RECORDS SUPPLIED =>
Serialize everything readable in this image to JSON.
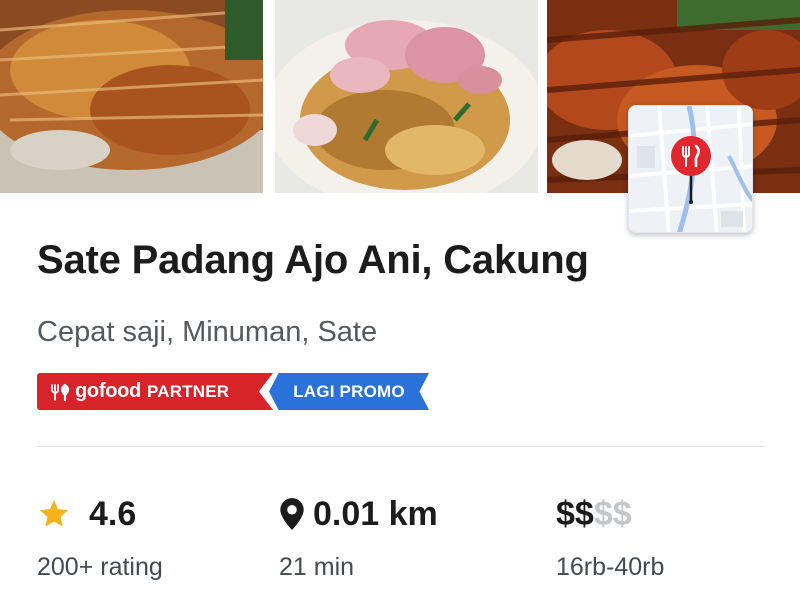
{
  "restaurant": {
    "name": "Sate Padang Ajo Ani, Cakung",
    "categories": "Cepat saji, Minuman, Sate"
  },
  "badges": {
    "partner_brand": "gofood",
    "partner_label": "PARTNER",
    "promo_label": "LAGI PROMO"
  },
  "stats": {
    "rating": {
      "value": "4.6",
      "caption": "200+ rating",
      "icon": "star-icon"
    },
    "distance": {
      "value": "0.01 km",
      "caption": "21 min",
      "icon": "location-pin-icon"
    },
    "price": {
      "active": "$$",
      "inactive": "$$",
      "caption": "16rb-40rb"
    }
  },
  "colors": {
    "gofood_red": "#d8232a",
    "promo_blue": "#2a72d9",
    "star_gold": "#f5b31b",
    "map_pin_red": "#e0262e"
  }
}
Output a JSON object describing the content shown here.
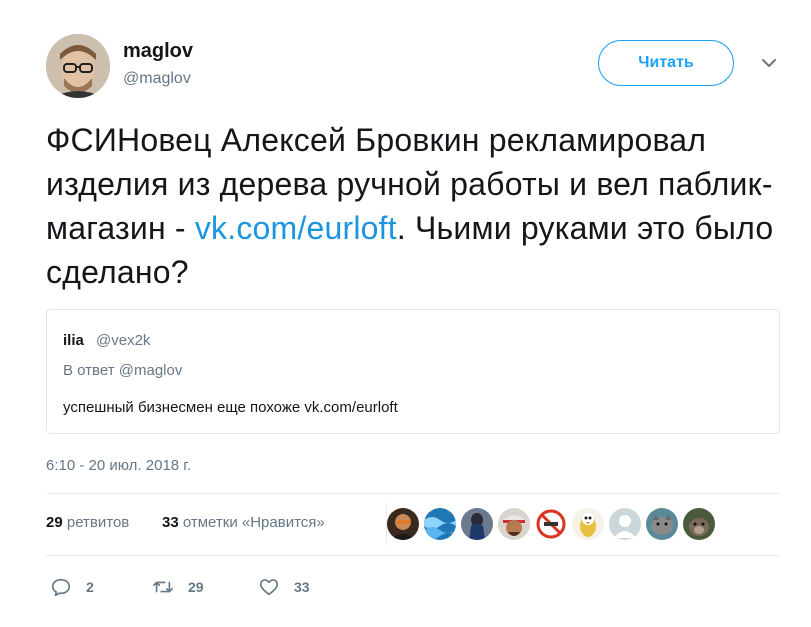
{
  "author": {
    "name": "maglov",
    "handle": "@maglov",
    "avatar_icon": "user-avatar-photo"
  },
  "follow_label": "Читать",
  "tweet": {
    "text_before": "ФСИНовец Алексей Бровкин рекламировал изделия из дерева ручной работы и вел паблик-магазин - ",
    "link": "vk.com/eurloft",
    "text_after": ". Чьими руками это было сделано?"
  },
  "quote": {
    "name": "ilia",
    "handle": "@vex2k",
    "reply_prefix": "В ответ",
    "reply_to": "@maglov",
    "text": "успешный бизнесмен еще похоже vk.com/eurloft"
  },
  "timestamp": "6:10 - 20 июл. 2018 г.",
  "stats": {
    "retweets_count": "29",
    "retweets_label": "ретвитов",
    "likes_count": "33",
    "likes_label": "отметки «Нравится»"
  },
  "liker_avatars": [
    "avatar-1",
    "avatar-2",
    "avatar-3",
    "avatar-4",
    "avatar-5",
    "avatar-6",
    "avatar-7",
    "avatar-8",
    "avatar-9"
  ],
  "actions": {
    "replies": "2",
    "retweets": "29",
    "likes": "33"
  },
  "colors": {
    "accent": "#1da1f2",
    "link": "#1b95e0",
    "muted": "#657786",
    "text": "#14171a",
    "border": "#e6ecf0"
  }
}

INSTRUCTIONS TO FOLLOW => Transcribe every line in the entries above, taking out only the images.

THE COMPLETED TASK =>
Serialize everything readable in this image to JSON.
{
  "restaurant": {
    "name": "Sate Padang Ajo Ani, Cakung",
    "categories": "Cepat saji, Minuman, Sate"
  },
  "badges": {
    "partner_brand": "gofood",
    "partner_label": "PARTNER",
    "promo_label": "LAGI PROMO"
  },
  "stats": {
    "rating": {
      "value": "4.6",
      "caption": "200+ rating",
      "icon": "star-icon"
    },
    "distance": {
      "value": "0.01 km",
      "caption": "21 min",
      "icon": "location-pin-icon"
    },
    "price": {
      "active": "$$",
      "inactive": "$$",
      "caption": "16rb-40rb"
    }
  },
  "colors": {
    "gofood_red": "#d8232a",
    "promo_blue": "#2a72d9",
    "star_gold": "#f5b31b",
    "map_pin_red": "#e0262e"
  }
}
Output a JSON object describing the content shown here.
{
  "author": {
    "name": "maglov",
    "handle": "@maglov",
    "avatar_icon": "user-avatar-photo"
  },
  "follow_label": "Читать",
  "tweet": {
    "text_before": "ФСИНовец Алексей Бровкин рекламировал изделия из дерева ручной работы и вел паблик-магазин - ",
    "link": "vk.com/eurloft",
    "text_after": ". Чьими руками это было сделано?"
  },
  "quote": {
    "name": "ilia",
    "handle": "@vex2k",
    "reply_prefix": "В ответ",
    "reply_to": "@maglov",
    "text": "успешный бизнесмен еще похоже vk.com/eurloft"
  },
  "timestamp": "6:10 - 20 июл. 2018 г.",
  "stats": {
    "retweets_count": "29",
    "retweets_label": "ретвитов",
    "likes_count": "33",
    "likes_label": "отметки «Нравится»"
  },
  "liker_avatars": [
    "avatar-1",
    "avatar-2",
    "avatar-3",
    "avatar-4",
    "avatar-5",
    "avatar-6",
    "avatar-7",
    "avatar-8",
    "avatar-9"
  ],
  "actions": {
    "replies": "2",
    "retweets": "29",
    "likes": "33"
  },
  "colors": {
    "accent": "#1da1f2",
    "link": "#1b95e0",
    "muted": "#657786",
    "text": "#14171a",
    "border": "#e6ecf0"
  }
}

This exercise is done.